What this task involves »
Using the finding below about the CorVel audit, explain in one to three sentences why the reasons for denial in that audit are not available to Carrier.

Document extract »
  6. Provider contended it did not receive the CorVel audit. The ALJ finds that Provider did not receive the CorVel audit prior to the request for dispute resolution. The document is not in Provider’s records. The CorVel audit is not mentioned in the correspondence regarding the initial EOB, the partial payment, the Resubmission EOB, or any other contemporaneous documents. The earliest mention of the CorVel audit is in the May 20, 2005 MRD Decision by reference to a February 25, 2004 letter submitted to MRD by Carrier after the request for dispute resolution was filed by Provider. The CorVel audit document does not contain any date or other reference that denotes when the audit was conducted or when the original document was prepared. There is no reference to transmittal of the document to Provider. There is no evidence in the record that shows Provider was put on notice of the CorVel audit and had an opportunity to answer the reasons for payment denial codes prior to Provider requesting dispute resolution. Therefore, the reasons for denial in the CorVel audit are not available to Carrier. Pursuant to 28 TAC § 133.307(j)(2), any defense or reason for denial of a claim not asserted by a carrier before a request for medical dispute resolution may not be considered at the hearing before SOAH, whether or not it arises out of an audit.

Data extracts »
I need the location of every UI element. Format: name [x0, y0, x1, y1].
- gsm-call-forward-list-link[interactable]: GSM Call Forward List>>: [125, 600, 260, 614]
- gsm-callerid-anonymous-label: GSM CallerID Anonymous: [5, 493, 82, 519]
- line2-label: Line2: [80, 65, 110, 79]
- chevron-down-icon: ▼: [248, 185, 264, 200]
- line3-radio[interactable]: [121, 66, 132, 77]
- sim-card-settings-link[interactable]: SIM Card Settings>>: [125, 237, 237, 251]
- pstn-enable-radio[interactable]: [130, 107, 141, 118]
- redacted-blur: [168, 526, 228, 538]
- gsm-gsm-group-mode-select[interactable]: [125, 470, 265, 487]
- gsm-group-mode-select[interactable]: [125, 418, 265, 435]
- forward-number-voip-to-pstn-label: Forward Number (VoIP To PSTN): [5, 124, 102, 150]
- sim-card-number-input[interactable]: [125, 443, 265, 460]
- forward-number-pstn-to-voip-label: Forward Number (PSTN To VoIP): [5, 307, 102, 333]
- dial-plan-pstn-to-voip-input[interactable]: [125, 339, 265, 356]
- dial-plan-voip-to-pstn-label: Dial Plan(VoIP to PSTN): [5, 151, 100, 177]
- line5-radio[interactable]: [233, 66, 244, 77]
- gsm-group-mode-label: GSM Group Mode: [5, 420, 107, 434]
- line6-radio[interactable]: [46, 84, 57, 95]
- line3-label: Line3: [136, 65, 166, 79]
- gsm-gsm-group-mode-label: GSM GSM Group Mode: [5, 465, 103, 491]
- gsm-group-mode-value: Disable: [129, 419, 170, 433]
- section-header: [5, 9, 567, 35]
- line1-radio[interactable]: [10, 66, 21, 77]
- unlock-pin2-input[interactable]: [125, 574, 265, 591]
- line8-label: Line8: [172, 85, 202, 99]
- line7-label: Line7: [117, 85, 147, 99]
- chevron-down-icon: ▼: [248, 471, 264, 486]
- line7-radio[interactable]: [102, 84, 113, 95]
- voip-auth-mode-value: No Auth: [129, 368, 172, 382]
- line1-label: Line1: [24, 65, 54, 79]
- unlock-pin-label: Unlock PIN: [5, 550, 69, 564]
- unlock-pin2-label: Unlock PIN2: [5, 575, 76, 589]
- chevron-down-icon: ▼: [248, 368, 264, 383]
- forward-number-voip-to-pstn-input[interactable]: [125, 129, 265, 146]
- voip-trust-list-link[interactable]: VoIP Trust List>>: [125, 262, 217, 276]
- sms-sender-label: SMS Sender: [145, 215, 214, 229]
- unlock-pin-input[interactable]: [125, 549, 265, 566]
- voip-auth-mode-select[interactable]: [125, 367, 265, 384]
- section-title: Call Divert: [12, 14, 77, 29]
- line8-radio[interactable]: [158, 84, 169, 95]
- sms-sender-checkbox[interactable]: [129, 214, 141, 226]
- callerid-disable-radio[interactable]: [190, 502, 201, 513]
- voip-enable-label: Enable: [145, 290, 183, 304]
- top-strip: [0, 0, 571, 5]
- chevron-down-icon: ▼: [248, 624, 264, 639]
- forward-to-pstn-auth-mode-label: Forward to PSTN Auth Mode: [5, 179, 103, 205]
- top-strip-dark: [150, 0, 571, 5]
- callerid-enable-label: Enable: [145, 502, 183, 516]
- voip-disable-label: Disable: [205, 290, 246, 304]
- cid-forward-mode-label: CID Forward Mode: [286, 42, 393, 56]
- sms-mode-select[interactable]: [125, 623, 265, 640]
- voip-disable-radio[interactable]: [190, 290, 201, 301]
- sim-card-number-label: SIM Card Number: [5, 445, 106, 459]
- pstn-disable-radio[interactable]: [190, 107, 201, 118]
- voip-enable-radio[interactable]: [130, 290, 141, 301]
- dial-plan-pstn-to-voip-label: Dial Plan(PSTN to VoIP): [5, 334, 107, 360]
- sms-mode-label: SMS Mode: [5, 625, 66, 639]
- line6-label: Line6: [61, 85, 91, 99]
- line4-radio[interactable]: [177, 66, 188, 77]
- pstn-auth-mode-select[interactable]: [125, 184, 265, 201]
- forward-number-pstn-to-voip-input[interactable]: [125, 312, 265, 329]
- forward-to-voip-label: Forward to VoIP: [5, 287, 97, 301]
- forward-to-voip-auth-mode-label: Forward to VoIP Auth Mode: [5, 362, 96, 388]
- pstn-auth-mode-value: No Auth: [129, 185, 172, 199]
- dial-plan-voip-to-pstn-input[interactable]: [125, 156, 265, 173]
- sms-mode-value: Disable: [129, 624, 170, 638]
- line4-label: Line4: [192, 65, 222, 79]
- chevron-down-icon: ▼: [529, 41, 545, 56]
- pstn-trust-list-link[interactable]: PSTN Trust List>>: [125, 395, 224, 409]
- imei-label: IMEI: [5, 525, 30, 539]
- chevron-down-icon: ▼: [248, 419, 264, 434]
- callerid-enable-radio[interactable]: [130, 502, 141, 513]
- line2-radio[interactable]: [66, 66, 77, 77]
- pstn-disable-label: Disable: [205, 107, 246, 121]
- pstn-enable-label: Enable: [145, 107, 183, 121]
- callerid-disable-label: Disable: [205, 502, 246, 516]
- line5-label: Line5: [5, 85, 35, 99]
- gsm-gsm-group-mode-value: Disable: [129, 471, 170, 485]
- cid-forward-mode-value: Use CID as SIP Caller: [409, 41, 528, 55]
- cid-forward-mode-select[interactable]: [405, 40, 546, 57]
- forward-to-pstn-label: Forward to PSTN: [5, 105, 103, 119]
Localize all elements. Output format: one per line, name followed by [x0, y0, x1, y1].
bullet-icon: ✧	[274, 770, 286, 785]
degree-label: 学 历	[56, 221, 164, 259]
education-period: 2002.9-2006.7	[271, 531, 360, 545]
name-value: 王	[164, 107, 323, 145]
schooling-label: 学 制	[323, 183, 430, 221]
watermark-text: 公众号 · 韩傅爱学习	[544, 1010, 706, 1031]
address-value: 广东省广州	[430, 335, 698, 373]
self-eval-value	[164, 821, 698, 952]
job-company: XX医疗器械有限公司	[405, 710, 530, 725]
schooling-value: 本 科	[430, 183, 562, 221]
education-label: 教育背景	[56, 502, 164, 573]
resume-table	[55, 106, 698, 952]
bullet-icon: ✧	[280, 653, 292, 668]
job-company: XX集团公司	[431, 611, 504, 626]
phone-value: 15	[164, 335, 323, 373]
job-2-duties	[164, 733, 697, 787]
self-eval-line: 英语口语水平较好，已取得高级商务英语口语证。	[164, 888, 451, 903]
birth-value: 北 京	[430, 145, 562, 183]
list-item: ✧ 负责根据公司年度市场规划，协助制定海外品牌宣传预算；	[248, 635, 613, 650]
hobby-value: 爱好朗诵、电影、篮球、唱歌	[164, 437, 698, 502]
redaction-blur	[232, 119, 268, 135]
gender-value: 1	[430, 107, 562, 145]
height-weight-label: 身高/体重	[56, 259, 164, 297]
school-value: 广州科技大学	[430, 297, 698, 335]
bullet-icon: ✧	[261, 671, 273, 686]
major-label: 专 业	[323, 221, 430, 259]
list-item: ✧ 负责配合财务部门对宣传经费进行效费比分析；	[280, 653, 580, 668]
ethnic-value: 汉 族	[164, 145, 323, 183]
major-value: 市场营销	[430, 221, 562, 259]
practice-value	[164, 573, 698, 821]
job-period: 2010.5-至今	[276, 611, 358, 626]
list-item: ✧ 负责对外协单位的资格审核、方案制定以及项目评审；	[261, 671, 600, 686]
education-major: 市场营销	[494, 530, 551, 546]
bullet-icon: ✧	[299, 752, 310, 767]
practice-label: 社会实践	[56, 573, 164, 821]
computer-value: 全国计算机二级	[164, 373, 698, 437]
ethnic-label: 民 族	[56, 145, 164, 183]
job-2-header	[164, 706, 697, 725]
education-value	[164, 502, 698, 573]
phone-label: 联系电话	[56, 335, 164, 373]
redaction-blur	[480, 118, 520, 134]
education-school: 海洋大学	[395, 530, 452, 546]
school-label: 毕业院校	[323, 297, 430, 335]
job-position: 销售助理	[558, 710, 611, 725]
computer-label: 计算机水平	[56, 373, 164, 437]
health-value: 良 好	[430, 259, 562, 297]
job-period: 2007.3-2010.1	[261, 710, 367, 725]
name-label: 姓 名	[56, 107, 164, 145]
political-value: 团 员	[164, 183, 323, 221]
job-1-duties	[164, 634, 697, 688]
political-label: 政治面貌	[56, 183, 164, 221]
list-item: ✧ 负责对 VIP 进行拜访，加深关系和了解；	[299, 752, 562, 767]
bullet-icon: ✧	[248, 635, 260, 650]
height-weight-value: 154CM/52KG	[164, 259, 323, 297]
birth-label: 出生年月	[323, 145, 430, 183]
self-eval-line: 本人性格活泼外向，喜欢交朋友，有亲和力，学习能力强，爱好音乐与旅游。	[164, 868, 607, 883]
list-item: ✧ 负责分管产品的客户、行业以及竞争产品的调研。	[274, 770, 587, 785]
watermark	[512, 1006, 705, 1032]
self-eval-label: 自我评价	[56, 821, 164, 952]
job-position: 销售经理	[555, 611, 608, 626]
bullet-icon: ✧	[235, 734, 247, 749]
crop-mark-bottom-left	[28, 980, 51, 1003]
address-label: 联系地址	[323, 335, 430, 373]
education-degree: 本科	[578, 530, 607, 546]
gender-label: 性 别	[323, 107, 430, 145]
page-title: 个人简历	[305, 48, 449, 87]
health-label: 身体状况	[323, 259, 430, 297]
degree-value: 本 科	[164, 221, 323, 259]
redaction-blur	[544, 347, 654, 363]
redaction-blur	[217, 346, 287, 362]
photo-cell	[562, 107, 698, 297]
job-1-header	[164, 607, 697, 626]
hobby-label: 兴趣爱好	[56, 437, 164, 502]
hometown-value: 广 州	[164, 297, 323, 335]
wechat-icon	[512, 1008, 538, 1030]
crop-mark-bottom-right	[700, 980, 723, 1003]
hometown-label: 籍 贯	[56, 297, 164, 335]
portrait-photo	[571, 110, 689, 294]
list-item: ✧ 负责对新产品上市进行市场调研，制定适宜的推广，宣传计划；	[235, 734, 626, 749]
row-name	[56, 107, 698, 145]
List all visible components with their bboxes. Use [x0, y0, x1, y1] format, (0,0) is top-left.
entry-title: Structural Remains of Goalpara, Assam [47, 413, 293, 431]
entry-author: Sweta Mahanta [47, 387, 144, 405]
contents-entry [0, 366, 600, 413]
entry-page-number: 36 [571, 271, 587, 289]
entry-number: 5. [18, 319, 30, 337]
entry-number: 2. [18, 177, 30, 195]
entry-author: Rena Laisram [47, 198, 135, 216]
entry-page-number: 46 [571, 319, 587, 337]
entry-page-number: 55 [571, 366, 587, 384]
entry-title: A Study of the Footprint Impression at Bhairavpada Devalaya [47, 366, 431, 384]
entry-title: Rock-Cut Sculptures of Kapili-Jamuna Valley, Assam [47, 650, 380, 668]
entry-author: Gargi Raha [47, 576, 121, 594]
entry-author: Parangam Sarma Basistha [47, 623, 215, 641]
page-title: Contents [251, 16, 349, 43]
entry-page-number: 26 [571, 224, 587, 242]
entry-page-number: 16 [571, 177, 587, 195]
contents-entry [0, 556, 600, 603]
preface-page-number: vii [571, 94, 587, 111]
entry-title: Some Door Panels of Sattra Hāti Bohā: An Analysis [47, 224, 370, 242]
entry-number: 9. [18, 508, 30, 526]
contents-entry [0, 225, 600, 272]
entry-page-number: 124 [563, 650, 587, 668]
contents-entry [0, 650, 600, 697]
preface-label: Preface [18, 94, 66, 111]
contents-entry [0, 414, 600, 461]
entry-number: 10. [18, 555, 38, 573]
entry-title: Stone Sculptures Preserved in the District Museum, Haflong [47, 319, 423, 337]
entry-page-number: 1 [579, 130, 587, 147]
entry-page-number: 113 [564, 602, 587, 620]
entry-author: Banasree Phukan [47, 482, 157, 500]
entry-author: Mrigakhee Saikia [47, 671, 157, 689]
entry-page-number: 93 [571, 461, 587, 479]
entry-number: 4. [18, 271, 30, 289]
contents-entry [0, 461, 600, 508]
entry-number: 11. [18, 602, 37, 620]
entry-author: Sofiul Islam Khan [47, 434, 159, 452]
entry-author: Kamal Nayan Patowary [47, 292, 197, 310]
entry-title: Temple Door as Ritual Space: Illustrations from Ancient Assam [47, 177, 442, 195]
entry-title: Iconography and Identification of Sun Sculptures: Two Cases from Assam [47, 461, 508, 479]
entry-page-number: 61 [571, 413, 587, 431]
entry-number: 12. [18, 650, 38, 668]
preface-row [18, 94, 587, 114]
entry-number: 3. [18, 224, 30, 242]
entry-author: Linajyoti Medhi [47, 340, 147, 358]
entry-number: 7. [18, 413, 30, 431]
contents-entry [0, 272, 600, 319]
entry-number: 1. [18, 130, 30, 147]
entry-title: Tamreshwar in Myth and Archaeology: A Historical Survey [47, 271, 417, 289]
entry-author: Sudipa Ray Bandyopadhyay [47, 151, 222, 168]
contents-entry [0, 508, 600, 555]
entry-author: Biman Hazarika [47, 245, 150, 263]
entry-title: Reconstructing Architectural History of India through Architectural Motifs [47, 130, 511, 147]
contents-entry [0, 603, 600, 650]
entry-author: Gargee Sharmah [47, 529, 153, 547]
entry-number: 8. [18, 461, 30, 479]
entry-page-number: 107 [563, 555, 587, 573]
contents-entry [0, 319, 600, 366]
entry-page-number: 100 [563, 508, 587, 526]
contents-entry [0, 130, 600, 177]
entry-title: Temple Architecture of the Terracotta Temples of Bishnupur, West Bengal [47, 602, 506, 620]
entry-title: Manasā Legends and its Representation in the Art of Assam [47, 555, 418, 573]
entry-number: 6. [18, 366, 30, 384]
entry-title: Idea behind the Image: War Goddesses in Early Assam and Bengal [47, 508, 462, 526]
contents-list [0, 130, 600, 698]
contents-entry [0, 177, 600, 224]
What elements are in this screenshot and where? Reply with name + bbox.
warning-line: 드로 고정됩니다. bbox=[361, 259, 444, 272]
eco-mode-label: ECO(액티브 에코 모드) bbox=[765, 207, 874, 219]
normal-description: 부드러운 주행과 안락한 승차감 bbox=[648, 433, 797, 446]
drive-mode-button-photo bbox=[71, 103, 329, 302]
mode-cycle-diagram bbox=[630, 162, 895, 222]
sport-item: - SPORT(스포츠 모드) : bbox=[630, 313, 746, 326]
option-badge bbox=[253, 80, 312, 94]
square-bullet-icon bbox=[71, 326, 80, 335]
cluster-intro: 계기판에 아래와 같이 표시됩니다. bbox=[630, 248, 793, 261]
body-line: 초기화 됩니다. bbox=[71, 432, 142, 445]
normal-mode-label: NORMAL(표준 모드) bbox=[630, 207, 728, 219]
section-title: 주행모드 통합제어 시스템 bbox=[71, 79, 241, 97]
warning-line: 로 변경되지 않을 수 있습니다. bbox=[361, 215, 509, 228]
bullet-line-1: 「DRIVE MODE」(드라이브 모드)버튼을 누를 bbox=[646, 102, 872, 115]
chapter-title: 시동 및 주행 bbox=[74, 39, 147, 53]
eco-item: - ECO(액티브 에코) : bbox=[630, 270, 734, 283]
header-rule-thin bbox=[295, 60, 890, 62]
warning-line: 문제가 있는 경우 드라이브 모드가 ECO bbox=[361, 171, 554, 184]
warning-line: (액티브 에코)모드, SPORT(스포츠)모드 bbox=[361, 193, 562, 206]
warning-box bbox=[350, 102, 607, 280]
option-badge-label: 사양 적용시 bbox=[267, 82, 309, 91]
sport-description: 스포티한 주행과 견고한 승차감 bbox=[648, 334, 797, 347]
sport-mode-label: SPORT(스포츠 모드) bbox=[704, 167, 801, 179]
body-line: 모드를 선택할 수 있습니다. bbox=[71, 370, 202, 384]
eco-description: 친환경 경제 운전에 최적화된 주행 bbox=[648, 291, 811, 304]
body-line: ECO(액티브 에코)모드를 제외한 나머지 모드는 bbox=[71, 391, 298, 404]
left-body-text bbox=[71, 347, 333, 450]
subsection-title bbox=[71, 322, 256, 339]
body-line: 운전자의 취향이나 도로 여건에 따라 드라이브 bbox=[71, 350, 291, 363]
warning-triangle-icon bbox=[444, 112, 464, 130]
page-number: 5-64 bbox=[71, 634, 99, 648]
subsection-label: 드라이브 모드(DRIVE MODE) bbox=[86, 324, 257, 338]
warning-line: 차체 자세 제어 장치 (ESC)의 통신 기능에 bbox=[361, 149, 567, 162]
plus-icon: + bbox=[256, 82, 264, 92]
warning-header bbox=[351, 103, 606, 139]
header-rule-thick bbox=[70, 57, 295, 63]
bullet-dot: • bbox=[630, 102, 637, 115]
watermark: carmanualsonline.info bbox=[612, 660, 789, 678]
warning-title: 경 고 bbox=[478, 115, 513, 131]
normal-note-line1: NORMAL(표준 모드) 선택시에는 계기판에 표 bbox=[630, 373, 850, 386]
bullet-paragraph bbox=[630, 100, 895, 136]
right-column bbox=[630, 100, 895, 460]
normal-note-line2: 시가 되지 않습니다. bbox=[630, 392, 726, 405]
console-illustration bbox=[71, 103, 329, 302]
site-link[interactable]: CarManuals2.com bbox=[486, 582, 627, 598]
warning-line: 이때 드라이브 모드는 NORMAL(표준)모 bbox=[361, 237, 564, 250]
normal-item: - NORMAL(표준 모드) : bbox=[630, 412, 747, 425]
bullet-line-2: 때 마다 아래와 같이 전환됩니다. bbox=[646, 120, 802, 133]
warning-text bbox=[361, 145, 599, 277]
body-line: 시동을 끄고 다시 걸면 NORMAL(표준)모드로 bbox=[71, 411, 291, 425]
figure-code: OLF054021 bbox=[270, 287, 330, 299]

Response »
The record contains no evidence that Provider was put on notice of the CorVel audit and had a chance to answer its reasons for payment denial before Provider requested dispute resolution. Under 28 TAC § 133.307(j)(2), a carrier's defense or reason for denial that was not asserted before a request for medical dispute resolution may not be considered at the SOAH hearing, even if it arises out of an audit.